Distance makes the heart grow fonder: Remote locations and the dimensions of the right to culture

Andrew Ormston 2013

‘The right to culture, understood as the capability of everyone – irrespective of financial or geographical limitations – to freely access cultural goods, seems obvious today’
Krysztof Dudek, Director of the National Centre for Culture, in The Right to Culture as a Human Right – A Guide -Publ. The Polish National Centre for Culture & Wroclaw 2016 ECoC

This statement is implicit in much of the cultural policy making of the last half century. My own career has been based on a belief that artistic and creative culture was valuable, largely producer led, and people’s lives would be enhanced by access to it. Yet over recent years the mushrooming gap between wealthy cultural ‘haves’ and poorer cultural ‘have nots’, concerns over migration and national cultures, and the impact of digital on definitions of cultural consumer and producer challenge these assumptions. How do you exercise a right for something that is never fixed, and only comes into being at the moment of its apprehension? Yet this is a fundamental problem at the core of our values and ways of life. Spinoza famously said ” in a free state everyone is free to think what they wish, and to speak what they think”, but what if your thinking is less informed and your words unheard because of where you live.

Shetland, Mull, the Outer Hebrides,& Orkney are a long way, and an expensive flight from the urban cultural scenes of the Scottish Central Belt. My recent work in these areas has helped me bring some issues about access to culture into focus, particularly in relation to three cultural characteristics: the interdependence of culture and the creative industries in providing access to culture; how culture is constituted in unique ways in different contexts, from a Gaelic speaking West of scotland, to a Nordic leaning Orkney and Shetland; physical distance illuminates both the massive impact and potential impact of digital technology on culture.

§ **COLLECTED DATA**:
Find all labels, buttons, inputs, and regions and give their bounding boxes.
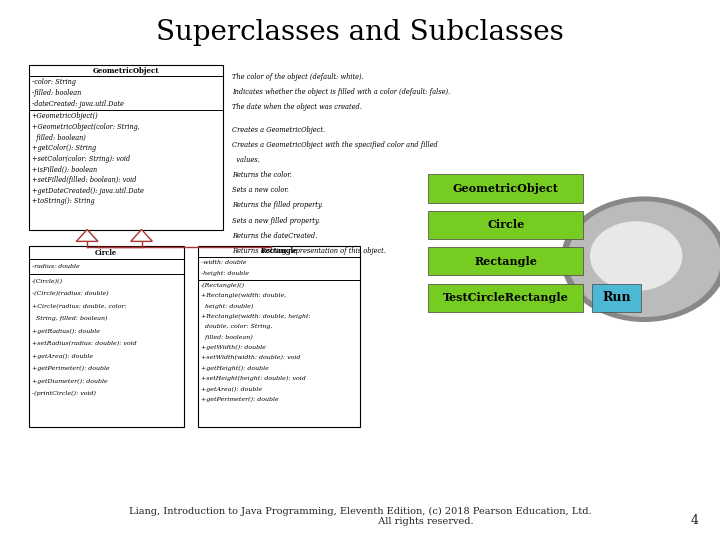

§ **PROBLEM REQUIREMENTS**: In the essay on remote locations and the right to culture, condense the paragraph beginning "Shetland, Mull, the Outer Hebrides" into a short list that keeps its main facts. The lines above have no role here.

§ **REPLY TO THE EXERCISE**:
- Shetland, Mull, the Outer Hebrides and Orkney are far, and an expensive flight, from the urban cultural scenes of Scotland's Central Belt.
- Recent work in these areas brought access to culture into focus through three characteristics:
  - Culture and the creative industries depend on each other in providing access to culture.
  - Culture takes unique forms in different places, from the Gaelic-speaking West of Scotland to Nordic-leaning Orkney and Shetland.
  - Physical distance shows both the massive impact and the potential impact of digital technology on culture.